# Input material:
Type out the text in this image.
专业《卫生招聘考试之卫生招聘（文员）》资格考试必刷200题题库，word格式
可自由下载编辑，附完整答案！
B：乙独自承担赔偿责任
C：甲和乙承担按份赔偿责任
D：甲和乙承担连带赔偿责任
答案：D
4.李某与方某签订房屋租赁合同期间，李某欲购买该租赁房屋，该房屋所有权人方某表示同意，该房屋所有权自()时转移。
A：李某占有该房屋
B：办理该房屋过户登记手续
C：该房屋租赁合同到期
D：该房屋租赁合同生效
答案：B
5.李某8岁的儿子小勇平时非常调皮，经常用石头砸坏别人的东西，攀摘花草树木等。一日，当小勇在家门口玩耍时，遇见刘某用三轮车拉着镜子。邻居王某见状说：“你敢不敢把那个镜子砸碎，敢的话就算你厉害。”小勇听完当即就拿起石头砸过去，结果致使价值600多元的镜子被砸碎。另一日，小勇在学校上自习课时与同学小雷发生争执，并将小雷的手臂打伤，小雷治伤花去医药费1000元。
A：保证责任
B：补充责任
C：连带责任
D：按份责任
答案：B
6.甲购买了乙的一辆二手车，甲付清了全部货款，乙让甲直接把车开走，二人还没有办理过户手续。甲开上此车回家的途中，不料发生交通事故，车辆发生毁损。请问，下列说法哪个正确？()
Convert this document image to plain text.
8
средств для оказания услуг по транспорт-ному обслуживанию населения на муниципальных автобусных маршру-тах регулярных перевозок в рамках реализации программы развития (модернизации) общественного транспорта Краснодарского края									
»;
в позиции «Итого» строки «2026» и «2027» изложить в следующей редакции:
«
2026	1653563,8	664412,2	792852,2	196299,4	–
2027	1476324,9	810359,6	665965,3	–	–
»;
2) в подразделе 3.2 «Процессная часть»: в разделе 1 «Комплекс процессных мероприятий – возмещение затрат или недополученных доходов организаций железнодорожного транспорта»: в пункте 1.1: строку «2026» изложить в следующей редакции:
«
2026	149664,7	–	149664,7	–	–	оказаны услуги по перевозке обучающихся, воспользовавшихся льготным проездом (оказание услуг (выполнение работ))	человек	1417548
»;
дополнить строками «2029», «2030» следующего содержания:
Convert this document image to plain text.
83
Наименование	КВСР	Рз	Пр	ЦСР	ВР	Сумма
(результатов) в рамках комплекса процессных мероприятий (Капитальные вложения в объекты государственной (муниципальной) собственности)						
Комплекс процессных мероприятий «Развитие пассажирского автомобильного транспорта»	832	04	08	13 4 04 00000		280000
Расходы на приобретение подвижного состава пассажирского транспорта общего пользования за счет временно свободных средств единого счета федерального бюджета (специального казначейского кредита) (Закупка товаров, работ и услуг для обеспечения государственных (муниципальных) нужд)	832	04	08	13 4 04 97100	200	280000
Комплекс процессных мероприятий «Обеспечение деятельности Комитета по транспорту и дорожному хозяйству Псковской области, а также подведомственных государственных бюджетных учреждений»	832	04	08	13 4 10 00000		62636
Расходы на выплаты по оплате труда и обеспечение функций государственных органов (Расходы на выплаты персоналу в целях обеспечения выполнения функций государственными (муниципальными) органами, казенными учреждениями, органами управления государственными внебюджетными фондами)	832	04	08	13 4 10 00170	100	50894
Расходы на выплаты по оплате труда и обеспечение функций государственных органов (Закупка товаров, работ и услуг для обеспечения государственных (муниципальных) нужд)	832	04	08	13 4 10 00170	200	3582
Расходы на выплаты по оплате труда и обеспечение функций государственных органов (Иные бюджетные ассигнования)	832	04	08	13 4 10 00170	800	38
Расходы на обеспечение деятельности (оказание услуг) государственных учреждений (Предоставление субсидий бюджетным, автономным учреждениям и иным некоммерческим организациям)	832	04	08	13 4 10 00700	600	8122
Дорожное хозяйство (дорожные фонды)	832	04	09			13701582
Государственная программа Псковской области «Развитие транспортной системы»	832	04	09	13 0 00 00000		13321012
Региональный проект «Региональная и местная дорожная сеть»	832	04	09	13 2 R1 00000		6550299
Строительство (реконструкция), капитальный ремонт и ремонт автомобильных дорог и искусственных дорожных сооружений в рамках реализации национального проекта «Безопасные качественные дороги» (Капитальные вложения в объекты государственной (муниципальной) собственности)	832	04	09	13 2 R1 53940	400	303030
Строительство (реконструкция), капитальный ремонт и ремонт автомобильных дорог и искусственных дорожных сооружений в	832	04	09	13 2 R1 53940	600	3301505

# Exercise task:
Identify which lines contain the word "вложения" and copy each one.

# Result below:
(результатов) в рамках комплекса процессных мероприятий (Капитальные вложения в объекты государственной (муниципальной) собственности)						
Строительство (реконструкция), капитальный ремонт и ремонт автомобильных дорог и искусственных дорожных сооружений в рамках реализации национального проекта «Безопасные качественные дороги» (Капитальные вложения в объекты государственной (муниципальной) собственности)	832	04	09	13 2 R1 53940	400	303030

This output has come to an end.